- **Written request**
Comb the records below for the string "VIEW" and copy each line where it turns up.
[begin Provided data]
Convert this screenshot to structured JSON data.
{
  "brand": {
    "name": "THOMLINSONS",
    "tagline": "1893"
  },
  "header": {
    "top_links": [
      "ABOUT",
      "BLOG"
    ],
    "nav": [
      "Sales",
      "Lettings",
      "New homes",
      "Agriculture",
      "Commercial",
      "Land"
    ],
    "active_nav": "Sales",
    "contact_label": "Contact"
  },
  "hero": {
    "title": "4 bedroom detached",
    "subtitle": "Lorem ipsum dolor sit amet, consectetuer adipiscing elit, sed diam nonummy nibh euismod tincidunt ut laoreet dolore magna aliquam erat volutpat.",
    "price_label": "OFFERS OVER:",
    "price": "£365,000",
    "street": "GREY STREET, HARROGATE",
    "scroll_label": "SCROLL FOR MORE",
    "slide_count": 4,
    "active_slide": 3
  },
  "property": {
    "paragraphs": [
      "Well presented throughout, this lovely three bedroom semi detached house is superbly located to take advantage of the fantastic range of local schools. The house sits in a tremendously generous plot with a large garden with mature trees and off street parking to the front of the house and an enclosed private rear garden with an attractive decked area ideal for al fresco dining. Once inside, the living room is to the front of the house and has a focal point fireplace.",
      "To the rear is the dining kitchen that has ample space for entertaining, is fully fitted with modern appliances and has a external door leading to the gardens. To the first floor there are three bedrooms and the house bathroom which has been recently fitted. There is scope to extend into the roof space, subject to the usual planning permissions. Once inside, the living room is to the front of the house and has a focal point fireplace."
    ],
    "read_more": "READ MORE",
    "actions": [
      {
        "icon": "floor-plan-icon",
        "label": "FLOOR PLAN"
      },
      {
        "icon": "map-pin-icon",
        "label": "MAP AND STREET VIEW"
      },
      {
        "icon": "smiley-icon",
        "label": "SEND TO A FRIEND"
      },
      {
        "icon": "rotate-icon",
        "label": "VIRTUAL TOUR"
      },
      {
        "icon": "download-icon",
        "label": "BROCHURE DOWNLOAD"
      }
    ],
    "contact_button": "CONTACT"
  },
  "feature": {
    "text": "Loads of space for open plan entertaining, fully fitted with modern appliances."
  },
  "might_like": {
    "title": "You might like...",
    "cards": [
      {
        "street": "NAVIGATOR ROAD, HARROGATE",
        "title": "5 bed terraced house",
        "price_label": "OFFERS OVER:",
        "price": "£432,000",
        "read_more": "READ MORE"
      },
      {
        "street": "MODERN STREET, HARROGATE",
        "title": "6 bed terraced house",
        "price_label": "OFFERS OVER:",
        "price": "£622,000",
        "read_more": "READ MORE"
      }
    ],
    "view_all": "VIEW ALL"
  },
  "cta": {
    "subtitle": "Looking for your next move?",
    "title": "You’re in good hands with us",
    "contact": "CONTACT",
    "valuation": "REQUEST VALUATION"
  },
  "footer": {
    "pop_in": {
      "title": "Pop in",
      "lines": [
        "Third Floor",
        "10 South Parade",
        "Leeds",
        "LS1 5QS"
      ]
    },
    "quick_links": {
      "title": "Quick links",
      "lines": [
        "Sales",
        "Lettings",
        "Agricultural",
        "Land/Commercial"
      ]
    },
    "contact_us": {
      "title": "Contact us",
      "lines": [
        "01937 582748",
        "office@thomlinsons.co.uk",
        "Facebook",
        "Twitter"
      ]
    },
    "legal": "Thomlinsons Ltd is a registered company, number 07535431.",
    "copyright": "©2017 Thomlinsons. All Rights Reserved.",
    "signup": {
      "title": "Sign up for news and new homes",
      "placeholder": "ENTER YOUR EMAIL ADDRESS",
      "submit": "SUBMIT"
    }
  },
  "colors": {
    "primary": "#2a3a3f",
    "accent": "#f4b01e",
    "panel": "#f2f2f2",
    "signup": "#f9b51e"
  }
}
[end Provided data]
- **Output for this exercise**
        "label": "MAP AND STREET VIEW"
    "view_all": "VIEW ALL"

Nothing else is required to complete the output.